EXERCISE GOAL =>
Reproduce the following material line for line, with no changes.

## Begin DATA TO USE

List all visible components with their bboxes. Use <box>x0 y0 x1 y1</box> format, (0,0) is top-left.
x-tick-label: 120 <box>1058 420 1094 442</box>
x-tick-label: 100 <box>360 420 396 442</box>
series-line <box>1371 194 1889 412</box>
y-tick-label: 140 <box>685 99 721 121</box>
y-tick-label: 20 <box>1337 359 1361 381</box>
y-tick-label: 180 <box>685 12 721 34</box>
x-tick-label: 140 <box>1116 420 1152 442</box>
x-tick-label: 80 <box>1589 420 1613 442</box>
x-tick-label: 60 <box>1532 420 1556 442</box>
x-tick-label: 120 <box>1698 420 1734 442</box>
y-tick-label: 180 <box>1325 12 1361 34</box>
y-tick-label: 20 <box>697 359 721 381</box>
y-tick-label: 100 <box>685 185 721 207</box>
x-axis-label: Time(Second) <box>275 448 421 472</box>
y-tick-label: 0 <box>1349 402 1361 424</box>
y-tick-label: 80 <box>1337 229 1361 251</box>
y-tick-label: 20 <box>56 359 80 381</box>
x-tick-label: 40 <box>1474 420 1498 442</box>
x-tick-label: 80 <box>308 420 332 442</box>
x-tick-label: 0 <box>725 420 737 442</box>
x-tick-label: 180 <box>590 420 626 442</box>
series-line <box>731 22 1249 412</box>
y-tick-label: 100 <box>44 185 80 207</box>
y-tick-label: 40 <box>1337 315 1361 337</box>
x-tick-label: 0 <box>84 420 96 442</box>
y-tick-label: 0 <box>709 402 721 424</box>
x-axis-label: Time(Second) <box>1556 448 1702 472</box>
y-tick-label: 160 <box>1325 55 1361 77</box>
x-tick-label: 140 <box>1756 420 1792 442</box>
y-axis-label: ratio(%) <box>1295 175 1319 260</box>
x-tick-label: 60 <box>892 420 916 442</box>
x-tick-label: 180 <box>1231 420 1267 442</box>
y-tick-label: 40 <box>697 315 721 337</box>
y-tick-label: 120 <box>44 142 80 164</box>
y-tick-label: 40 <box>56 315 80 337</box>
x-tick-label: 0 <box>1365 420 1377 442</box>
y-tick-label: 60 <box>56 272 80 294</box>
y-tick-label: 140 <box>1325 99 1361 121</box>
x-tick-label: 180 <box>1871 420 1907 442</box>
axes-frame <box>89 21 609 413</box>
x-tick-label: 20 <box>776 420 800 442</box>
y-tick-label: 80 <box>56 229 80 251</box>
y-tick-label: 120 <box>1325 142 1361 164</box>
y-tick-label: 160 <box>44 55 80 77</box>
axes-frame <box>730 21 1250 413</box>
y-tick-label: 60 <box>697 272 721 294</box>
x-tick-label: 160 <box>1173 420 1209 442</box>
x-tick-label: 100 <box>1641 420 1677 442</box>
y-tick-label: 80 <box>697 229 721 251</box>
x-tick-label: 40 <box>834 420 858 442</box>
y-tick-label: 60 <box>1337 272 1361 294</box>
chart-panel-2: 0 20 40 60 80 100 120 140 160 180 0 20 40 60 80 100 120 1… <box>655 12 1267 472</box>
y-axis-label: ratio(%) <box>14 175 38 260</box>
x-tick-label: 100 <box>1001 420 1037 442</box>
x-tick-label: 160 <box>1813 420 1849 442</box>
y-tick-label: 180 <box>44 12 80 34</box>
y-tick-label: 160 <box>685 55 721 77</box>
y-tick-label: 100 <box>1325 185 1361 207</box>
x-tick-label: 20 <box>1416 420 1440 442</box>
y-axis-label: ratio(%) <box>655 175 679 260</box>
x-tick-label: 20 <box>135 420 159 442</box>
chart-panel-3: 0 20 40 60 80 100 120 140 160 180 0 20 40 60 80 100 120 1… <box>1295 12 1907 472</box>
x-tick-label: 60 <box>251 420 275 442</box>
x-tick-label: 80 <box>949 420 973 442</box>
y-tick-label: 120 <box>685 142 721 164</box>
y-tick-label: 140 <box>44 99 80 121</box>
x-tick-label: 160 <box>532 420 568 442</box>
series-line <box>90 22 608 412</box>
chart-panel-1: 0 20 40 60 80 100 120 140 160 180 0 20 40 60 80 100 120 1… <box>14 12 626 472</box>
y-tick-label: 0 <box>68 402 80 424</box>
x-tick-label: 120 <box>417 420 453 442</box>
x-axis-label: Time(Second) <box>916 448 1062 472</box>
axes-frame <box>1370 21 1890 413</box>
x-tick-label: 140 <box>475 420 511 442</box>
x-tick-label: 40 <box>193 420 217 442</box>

## End DATA TO USE

PROBLEM SOLUTION =>
List all visible components with their bboxes. Use <box>x0 y0 x1 y1</box> format, (0,0) is top-left.
x-tick-label: 120 <box>1058 420 1094 442</box>
x-tick-label: 100 <box>360 420 396 442</box>
series-line <box>1371 194 1889 412</box>
y-tick-label: 140 <box>685 99 721 121</box>
y-tick-label: 20 <box>1337 359 1361 381</box>
y-tick-label: 180 <box>685 12 721 34</box>
x-tick-label: 140 <box>1116 420 1152 442</box>
x-tick-label: 80 <box>1589 420 1613 442</box>
x-tick-label: 60 <box>1532 420 1556 442</box>
x-tick-label: 120 <box>1698 420 1734 442</box>
y-tick-label: 180 <box>1325 12 1361 34</box>
y-tick-label: 20 <box>697 359 721 381</box>
y-tick-label: 100 <box>685 185 721 207</box>
x-axis-label: Time(Second) <box>275 448 421 472</box>
y-tick-label: 0 <box>1349 402 1361 424</box>
y-tick-label: 80 <box>1337 229 1361 251</box>
y-tick-label: 20 <box>56 359 80 381</box>
x-tick-label: 40 <box>1474 420 1498 442</box>
x-tick-label: 80 <box>308 420 332 442</box>
x-tick-label: 0 <box>725 420 737 442</box>
x-tick-label: 180 <box>590 420 626 442</box>
series-line <box>731 22 1249 412</box>
y-tick-label: 100 <box>44 185 80 207</box>
y-tick-label: 40 <box>1337 315 1361 337</box>
x-tick-label: 0 <box>84 420 96 442</box>
y-tick-label: 0 <box>709 402 721 424</box>
x-axis-label: Time(Second) <box>1556 448 1702 472</box>
y-tick-label: 160 <box>1325 55 1361 77</box>
x-tick-label: 140 <box>1756 420 1792 442</box>
y-axis-label: ratio(%) <box>1295 175 1319 260</box>
x-tick-label: 60 <box>892 420 916 442</box>
x-tick-label: 180 <box>1231 420 1267 442</box>
y-tick-label: 40 <box>697 315 721 337</box>
y-tick-label: 120 <box>44 142 80 164</box>
y-tick-label: 40 <box>56 315 80 337</box>
x-tick-label: 0 <box>1365 420 1377 442</box>
y-tick-label: 60 <box>56 272 80 294</box>
y-tick-label: 140 <box>1325 99 1361 121</box>
x-tick-label: 180 <box>1871 420 1907 442</box>
axes-frame <box>89 21 609 413</box>
x-tick-label: 20 <box>776 420 800 442</box>
y-tick-label: 80 <box>56 229 80 251</box>
y-tick-label: 120 <box>1325 142 1361 164</box>
y-tick-label: 160 <box>44 55 80 77</box>
axes-frame <box>730 21 1250 413</box>
y-tick-label: 60 <box>697 272 721 294</box>
x-tick-label: 160 <box>1173 420 1209 442</box>
x-tick-label: 100 <box>1641 420 1677 442</box>
y-tick-label: 80 <box>697 229 721 251</box>
x-tick-label: 40 <box>834 420 858 442</box>
y-tick-label: 60 <box>1337 272 1361 294</box>
chart-panel-2: 0 20 40 60 80 100 120 140 160 180 0 20 40 60 80 100 120 1… <box>655 12 1267 472</box>
y-axis-label: ratio(%) <box>14 175 38 260</box>
x-tick-label: 100 <box>1001 420 1037 442</box>
x-tick-label: 160 <box>1813 420 1849 442</box>
y-tick-label: 180 <box>44 12 80 34</box>
y-tick-label: 160 <box>685 55 721 77</box>
y-tick-label: 100 <box>1325 185 1361 207</box>
x-tick-label: 20 <box>1416 420 1440 442</box>
y-axis-label: ratio(%) <box>655 175 679 260</box>
x-tick-label: 20 <box>135 420 159 442</box>
chart-panel-3: 0 20 40 60 80 100 120 140 160 180 0 20 40 60 80 100 120 1… <box>1295 12 1907 472</box>
x-tick-label: 60 <box>251 420 275 442</box>
x-tick-label: 80 <box>949 420 973 442</box>
y-tick-label: 120 <box>685 142 721 164</box>
y-tick-label: 140 <box>44 99 80 121</box>
x-tick-label: 160 <box>532 420 568 442</box>
series-line <box>90 22 608 412</box>
chart-panel-1: 0 20 40 60 80 100 120 140 160 180 0 20 40 60 80 100 120 1… <box>14 12 626 472</box>
y-tick-label: 0 <box>68 402 80 424</box>
x-tick-label: 120 <box>417 420 453 442</box>
x-axis-label: Time(Second) <box>916 448 1062 472</box>
axes-frame <box>1370 21 1890 413</box>
x-tick-label: 140 <box>475 420 511 442</box>
x-tick-label: 40 <box>193 420 217 442</box>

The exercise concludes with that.